YOUR TASK -
Print the entries below in their entirety, exactly as they are written.

SUPPLIED DATA -
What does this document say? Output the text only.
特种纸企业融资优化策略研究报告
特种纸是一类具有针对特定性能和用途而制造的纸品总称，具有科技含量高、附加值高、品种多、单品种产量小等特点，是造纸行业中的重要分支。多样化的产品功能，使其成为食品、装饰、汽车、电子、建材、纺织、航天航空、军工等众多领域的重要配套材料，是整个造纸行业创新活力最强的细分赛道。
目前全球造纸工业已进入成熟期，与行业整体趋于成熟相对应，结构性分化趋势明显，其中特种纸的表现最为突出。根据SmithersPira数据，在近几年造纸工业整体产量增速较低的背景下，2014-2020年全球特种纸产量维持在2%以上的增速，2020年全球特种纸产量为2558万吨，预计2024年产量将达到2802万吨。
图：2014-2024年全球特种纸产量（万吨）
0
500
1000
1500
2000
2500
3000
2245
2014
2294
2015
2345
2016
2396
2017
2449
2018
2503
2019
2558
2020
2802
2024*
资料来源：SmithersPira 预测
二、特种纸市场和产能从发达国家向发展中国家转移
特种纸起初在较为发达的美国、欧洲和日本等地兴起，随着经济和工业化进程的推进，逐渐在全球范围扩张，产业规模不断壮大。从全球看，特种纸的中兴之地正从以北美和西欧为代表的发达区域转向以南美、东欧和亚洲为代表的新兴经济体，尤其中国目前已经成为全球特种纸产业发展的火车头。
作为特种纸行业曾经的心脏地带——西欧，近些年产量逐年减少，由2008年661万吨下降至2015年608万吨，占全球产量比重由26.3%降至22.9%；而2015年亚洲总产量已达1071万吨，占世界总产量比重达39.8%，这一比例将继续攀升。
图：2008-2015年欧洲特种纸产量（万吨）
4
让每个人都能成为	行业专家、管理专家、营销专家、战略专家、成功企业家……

RESPONSE -
What does this document say? Output the text only.
特种纸企业融资优化策略研究报告
特种纸是一类具有针对特定性能和用途而制造的纸品总称，具有科技含量高、附加值高、品种多、单品种产量小等特点，是造纸行业中的重要分支。多样化的产品功能，使其成为食品、装饰、汽车、电子、建材、纺织、航天航空、军工等众多领域的重要配套材料，是整个造纸行业创新活力最强的细分赛道。
目前全球造纸工业已进入成熟期，与行业整体趋于成熟相对应，结构性分化趋势明显，其中特种纸的表现最为突出。根据SmithersPira数据，在近几年造纸工业整体产量增速较低的背景下，2014-2020年全球特种纸产量维持在2%以上的增速，2020年全球特种纸产量为2558万吨，预计2024年产量将达到2802万吨。
图：2014-2024年全球特种纸产量（万吨）
0
500
1000
1500
2000
2500
3000
2245
2014
2294
2015
2345
2016
2396
2017
2449
2018
2503
2019
2558
2020
2802
2024*
资料来源：SmithersPira 预测
二、特种纸市场和产能从发达国家向发展中国家转移
特种纸起初在较为发达的美国、欧洲和日本等地兴起，随着经济和工业化进程的推进，逐渐在全球范围扩张，产业规模不断壮大。从全球看，特种纸的中兴之地正从以北美和西欧为代表的发达区域转向以南美、东欧和亚洲为代表的新兴经济体，尤其中国目前已经成为全球特种纸产业发展的火车头。
作为特种纸行业曾经的心脏地带——西欧，近些年产量逐年减少，由2008年661万吨下降至2015年608万吨，占全球产量比重由26.3%降至22.9%；而2015年亚洲总产量已达1071万吨，占世界总产量比重达39.8%，这一比例将继续攀升。
图：2008-2015年欧洲特种纸产量（万吨）
4
让每个人都能成为	行业专家、管理专家、营销专家、战略专家、成功企业家……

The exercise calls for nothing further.